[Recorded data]
- - - - - - -

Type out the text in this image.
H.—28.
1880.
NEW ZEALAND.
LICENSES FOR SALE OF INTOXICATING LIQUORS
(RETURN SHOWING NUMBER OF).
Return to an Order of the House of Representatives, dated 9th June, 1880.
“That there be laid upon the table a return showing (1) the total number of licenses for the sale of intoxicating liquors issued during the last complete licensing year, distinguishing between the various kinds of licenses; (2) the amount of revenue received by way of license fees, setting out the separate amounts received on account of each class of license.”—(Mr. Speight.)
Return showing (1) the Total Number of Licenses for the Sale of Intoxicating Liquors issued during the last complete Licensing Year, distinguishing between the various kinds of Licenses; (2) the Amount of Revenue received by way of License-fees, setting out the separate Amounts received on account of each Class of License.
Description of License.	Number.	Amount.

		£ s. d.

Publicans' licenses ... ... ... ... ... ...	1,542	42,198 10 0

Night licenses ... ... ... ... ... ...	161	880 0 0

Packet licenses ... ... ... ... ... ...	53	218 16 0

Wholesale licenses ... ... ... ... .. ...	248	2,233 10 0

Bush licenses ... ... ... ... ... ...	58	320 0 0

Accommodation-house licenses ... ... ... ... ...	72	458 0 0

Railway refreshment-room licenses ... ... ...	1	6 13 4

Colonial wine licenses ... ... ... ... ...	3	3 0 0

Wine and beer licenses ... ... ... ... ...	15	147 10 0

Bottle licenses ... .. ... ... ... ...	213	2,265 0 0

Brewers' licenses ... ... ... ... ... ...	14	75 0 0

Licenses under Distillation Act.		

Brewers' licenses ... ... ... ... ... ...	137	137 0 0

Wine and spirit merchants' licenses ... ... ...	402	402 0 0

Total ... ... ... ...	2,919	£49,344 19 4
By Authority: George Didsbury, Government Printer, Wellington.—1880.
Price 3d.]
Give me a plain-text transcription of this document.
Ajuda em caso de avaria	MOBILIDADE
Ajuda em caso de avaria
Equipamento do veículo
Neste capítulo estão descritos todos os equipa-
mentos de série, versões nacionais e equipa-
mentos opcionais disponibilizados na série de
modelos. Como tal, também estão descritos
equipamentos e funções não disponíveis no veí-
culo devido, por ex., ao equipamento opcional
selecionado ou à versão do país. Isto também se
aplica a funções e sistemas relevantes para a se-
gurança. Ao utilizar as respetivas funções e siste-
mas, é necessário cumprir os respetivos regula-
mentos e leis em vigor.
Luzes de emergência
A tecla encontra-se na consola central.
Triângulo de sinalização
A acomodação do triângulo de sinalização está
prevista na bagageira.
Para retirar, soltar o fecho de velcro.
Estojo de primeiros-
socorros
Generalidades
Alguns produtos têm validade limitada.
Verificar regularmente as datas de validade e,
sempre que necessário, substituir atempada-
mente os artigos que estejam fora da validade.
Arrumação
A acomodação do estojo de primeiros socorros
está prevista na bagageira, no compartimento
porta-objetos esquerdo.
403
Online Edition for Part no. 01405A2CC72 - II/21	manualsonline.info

- - - - - - -

> Your objective
Reproduce the records in full, exactly as written.

> Solution for this task
Type out the text in this image.
H.—28.
1880.
NEW ZEALAND.
LICENSES FOR SALE OF INTOXICATING LIQUORS
(RETURN SHOWING NUMBER OF).
Return to an Order of the House of Representatives, dated 9th June, 1880.
“That there be laid upon the table a return showing (1) the total number of licenses for the sale of intoxicating liquors issued during the last complete licensing year, distinguishing between the various kinds of licenses; (2) the amount of revenue received by way of license fees, setting out the separate amounts received on account of each class of license.”—(Mr. Speight.)
Return showing (1) the Total Number of Licenses for the Sale of Intoxicating Liquors issued during the last complete Licensing Year, distinguishing between the various kinds of Licenses; (2) the Amount of Revenue received by way of License-fees, setting out the separate Amounts received on account of each Class of License.
Description of License.	Number.	Amount.

		£ s. d.

Publicans' licenses ... ... ... ... ... ...	1,542	42,198 10 0

Night licenses ... ... ... ... ... ...	161	880 0 0

Packet licenses ... ... ... ... ... ...	53	218 16 0

Wholesale licenses ... ... ... ... .. ...	248	2,233 10 0

Bush licenses ... ... ... ... ... ...	58	320 0 0

Accommodation-house licenses ... ... ... ... ...	72	458 0 0

Railway refreshment-room licenses ... ... ...	1	6 13 4

Colonial wine licenses ... ... ... ... ...	3	3 0 0

Wine and beer licenses ... ... ... ... ...	15	147 10 0

Bottle licenses ... .. ... ... ... ...	213	2,265 0 0

Brewers' licenses ... ... ... ... ... ...	14	75 0 0

Licenses under Distillation Act.		

Brewers' licenses ... ... ... ... ... ...	137	137 0 0

Wine and spirit merchants' licenses ... ... ...	402	402 0 0

Total ... ... ... ...	2,919	£49,344 19 4
By Authority: George Didsbury, Government Printer, Wellington.—1880.
Price 3d.]
Give me a plain-text transcription of this document.
Ajuda em caso de avaria	MOBILIDADE
Ajuda em caso de avaria
Equipamento do veículo
Neste capítulo estão descritos todos os equipa-
mentos de série, versões nacionais e equipa-
mentos opcionais disponibilizados na série de
modelos. Como tal, também estão descritos
equipamentos e funções não disponíveis no veí-
culo devido, por ex., ao equipamento opcional
selecionado ou à versão do país. Isto também se
aplica a funções e sistemas relevantes para a se-
gurança. Ao utilizar as respetivas funções e siste-
mas, é necessário cumprir os respetivos regula-
mentos e leis em vigor.
Luzes de emergência
A tecla encontra-se na consola central.
Triângulo de sinalização
A acomodação do triângulo de sinalização está
prevista na bagageira.
Para retirar, soltar o fecho de velcro.
Estojo de primeiros-
socorros
Generalidades
Alguns produtos têm validade limitada.
Verificar regularmente as datas de validade e,
sempre que necessário, substituir atempada-
mente os artigos que estejam fora da validade.
Arrumação
A acomodação do estojo de primeiros socorros
está prevista na bagageira, no compartimento
porta-objetos esquerdo.
403
Online Edition for Part no. 01405A2CC72 - II/21	manualsonline.info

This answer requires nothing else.